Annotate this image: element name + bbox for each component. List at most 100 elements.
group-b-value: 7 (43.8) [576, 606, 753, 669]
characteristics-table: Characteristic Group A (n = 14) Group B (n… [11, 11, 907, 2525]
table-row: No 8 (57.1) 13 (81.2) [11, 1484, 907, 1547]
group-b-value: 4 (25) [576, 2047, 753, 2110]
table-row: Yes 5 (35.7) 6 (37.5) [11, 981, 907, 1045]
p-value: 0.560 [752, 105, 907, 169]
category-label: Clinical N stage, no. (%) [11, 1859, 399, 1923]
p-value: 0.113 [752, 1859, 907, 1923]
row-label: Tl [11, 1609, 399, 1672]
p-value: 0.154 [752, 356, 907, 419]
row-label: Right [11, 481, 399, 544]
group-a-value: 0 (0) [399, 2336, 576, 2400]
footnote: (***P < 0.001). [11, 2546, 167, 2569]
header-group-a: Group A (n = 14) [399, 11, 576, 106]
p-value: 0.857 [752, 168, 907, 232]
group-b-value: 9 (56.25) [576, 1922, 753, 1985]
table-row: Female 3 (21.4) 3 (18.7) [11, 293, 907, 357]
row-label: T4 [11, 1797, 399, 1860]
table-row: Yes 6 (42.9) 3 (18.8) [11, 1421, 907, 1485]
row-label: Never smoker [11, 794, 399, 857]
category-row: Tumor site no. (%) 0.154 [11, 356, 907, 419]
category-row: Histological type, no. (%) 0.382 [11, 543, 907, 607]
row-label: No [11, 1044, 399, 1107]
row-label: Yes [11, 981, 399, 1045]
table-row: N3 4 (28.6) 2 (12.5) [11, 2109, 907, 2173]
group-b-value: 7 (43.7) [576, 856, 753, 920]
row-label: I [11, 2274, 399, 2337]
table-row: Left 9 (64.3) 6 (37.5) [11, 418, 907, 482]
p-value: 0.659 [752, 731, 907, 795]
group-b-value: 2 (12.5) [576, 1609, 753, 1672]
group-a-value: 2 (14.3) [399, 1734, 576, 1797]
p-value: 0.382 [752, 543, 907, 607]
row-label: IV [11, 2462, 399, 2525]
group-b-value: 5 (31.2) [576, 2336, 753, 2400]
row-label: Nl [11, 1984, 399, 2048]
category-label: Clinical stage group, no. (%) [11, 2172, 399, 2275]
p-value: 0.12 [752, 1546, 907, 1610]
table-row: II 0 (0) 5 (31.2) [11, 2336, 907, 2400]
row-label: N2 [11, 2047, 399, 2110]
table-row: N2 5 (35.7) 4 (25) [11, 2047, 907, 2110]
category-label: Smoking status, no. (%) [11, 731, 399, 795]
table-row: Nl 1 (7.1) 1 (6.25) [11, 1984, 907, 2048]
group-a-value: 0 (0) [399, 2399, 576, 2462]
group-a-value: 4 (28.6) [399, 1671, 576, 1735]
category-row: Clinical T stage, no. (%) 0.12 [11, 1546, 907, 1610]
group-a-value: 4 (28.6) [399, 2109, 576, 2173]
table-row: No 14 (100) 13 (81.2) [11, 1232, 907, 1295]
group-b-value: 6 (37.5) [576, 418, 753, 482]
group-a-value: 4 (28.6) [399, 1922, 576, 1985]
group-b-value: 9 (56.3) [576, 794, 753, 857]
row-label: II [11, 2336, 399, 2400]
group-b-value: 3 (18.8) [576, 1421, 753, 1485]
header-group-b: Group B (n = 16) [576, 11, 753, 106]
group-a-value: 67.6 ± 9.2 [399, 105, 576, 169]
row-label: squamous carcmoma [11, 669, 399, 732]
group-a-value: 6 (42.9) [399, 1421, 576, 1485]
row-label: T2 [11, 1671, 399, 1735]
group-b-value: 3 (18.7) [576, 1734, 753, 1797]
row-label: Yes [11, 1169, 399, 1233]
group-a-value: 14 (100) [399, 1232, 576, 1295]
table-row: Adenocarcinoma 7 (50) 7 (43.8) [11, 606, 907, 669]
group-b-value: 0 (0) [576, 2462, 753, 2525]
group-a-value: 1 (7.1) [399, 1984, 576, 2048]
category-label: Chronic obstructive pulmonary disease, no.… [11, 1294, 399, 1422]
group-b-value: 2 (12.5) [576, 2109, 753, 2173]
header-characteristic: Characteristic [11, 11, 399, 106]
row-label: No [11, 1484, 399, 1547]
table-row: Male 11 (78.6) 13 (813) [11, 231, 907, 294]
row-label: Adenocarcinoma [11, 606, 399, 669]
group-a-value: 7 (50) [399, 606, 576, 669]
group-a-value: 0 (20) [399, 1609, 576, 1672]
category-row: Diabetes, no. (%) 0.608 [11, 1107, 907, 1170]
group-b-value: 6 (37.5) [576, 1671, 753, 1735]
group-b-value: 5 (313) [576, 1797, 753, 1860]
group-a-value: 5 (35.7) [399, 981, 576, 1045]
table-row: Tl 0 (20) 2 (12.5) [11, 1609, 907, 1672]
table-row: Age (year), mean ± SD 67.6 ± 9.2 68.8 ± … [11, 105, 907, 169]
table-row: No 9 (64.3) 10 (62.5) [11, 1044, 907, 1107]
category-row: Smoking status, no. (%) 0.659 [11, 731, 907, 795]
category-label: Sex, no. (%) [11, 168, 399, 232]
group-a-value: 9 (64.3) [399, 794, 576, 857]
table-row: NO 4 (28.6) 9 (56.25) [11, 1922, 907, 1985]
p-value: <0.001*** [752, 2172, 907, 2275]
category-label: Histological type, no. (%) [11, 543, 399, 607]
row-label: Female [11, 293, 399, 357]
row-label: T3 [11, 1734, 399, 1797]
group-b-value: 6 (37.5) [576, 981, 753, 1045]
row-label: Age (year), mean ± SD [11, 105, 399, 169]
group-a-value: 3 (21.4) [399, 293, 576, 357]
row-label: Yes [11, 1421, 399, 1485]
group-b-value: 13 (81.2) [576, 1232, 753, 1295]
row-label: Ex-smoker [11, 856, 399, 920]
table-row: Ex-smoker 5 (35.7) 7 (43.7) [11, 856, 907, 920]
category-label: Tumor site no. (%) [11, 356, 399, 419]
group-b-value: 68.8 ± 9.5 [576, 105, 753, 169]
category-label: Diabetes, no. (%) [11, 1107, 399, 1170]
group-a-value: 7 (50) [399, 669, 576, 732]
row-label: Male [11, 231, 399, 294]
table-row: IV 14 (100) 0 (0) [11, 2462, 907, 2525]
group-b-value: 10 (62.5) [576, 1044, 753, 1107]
====
- _Task prompt_
Whenever the word "Female" shows up in a line above, copy that line.

- _Problem solution_
table-row: Female 3 (21.4) 3 (18.7) [11, 293, 907, 357]
row-label: Female [11, 293, 399, 357]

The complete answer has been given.